Data to use.
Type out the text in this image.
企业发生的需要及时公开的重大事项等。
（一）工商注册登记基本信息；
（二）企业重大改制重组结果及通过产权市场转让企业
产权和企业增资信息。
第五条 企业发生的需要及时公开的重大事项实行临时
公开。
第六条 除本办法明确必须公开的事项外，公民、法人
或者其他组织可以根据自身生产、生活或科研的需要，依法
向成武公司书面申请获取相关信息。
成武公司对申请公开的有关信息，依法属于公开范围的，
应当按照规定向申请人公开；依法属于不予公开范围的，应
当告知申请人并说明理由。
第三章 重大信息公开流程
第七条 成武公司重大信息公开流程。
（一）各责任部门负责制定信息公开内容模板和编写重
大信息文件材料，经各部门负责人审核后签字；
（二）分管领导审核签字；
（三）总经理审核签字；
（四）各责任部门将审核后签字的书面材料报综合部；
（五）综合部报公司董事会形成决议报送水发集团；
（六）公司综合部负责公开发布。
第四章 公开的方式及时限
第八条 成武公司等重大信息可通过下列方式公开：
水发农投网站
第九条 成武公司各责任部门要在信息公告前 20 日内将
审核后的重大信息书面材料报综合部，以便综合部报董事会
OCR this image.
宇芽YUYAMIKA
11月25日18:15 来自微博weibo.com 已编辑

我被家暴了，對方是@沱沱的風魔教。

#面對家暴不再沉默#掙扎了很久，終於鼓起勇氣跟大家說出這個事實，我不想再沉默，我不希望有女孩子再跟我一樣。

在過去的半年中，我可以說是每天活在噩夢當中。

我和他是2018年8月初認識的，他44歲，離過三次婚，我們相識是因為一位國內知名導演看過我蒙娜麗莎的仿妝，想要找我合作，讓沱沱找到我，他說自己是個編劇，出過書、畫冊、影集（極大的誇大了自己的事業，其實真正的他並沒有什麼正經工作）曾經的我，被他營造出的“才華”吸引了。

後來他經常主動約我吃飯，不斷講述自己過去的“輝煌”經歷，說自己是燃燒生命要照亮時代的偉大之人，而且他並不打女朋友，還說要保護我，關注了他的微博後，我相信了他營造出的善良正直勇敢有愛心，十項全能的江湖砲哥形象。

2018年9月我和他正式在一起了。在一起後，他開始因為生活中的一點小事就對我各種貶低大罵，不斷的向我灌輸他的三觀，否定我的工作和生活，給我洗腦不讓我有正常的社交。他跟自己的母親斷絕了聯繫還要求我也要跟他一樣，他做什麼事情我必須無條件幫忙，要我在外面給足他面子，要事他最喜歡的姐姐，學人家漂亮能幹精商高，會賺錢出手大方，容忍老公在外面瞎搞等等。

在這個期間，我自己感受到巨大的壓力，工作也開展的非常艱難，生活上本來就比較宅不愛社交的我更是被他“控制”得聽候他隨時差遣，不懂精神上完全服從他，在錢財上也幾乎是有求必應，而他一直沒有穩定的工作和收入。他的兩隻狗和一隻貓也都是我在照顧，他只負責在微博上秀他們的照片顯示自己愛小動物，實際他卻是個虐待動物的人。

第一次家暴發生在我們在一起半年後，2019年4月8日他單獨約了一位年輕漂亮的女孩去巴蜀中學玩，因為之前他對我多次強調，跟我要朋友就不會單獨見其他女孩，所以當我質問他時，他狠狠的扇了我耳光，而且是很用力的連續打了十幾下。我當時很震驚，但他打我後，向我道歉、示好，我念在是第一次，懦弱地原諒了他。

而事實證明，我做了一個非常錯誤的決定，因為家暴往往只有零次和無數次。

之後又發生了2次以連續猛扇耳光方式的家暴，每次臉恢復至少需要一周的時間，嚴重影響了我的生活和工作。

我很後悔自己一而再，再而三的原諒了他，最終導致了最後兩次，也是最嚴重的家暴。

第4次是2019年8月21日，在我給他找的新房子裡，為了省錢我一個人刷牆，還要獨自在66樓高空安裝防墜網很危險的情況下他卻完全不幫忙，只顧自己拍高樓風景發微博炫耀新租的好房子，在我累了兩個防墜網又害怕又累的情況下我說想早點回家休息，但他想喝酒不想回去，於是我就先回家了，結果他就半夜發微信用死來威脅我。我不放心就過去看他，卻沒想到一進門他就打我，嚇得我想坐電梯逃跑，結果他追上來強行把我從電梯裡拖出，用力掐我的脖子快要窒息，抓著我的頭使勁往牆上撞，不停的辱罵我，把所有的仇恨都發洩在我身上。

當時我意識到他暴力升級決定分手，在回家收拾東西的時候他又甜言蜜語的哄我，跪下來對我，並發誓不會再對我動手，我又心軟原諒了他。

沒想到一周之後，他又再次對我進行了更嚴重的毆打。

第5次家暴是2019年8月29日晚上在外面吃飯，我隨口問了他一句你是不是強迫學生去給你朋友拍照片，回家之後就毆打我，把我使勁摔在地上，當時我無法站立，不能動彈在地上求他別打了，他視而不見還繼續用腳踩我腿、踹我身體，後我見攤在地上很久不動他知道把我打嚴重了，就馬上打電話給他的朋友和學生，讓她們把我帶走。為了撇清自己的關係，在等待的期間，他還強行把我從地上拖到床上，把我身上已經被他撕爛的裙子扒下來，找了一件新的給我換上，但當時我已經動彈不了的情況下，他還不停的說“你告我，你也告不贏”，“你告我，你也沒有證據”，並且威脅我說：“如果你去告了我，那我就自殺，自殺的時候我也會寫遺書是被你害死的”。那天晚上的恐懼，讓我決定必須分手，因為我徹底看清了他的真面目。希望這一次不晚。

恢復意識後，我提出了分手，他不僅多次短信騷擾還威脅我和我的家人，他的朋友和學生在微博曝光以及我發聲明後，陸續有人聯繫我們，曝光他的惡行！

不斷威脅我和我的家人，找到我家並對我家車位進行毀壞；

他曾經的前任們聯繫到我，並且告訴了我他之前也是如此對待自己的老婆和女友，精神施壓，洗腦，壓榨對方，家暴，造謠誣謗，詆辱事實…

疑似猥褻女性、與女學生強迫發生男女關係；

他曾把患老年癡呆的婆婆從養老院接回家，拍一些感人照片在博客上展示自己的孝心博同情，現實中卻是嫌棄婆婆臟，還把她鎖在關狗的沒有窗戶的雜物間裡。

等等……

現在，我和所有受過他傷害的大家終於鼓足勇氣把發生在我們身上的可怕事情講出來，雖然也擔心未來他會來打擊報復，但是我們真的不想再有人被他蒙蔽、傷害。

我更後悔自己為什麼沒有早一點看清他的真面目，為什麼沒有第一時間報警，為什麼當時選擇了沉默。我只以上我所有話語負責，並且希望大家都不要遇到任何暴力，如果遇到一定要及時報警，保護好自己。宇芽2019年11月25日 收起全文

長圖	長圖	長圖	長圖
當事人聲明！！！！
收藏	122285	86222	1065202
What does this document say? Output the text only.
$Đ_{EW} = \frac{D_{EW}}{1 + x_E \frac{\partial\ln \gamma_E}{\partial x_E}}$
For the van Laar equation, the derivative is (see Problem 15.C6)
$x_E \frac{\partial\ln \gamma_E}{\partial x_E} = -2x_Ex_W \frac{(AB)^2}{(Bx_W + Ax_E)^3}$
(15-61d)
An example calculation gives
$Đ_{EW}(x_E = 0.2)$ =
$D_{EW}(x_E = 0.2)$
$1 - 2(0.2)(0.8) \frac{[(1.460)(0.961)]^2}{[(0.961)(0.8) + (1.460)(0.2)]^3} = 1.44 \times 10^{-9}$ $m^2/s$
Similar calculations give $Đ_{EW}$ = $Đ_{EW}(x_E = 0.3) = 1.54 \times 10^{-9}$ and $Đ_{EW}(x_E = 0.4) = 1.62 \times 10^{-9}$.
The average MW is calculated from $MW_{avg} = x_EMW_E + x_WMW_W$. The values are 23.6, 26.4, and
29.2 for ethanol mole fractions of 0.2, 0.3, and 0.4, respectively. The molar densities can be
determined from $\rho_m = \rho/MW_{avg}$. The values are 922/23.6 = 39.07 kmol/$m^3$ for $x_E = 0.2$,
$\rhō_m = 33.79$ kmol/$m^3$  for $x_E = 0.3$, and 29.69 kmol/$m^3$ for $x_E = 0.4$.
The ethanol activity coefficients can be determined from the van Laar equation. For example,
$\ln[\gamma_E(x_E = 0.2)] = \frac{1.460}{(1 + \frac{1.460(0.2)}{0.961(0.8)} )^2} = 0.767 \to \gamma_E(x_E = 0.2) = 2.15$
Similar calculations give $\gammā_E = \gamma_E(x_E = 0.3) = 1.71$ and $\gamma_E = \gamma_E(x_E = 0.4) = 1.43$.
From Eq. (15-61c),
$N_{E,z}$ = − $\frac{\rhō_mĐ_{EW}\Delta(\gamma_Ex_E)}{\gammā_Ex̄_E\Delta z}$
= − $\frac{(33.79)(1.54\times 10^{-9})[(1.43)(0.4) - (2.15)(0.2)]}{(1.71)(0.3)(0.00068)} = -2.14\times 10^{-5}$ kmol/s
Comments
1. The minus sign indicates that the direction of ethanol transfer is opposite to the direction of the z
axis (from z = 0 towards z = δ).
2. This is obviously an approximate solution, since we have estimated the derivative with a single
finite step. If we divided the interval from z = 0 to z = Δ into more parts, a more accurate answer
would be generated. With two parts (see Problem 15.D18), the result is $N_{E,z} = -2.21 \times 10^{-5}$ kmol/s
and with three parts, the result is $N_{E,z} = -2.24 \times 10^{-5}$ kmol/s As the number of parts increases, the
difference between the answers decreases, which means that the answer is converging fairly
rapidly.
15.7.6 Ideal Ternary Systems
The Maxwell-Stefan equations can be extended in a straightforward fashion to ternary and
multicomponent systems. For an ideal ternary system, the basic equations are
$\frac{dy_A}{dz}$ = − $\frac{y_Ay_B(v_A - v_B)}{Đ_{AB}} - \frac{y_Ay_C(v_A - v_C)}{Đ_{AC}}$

Stated task. From the material above, gather all lines that include the string "determined" and copy them.

Expected answer.
determined from $\rho_m = \rho/MW_{avg}$. The values are 922/23.6 = 39.07 kmol/$m^3$ for $x_E = 0.2$,
The ethanol activity coefficients can be determined from the van Laar equation. For example,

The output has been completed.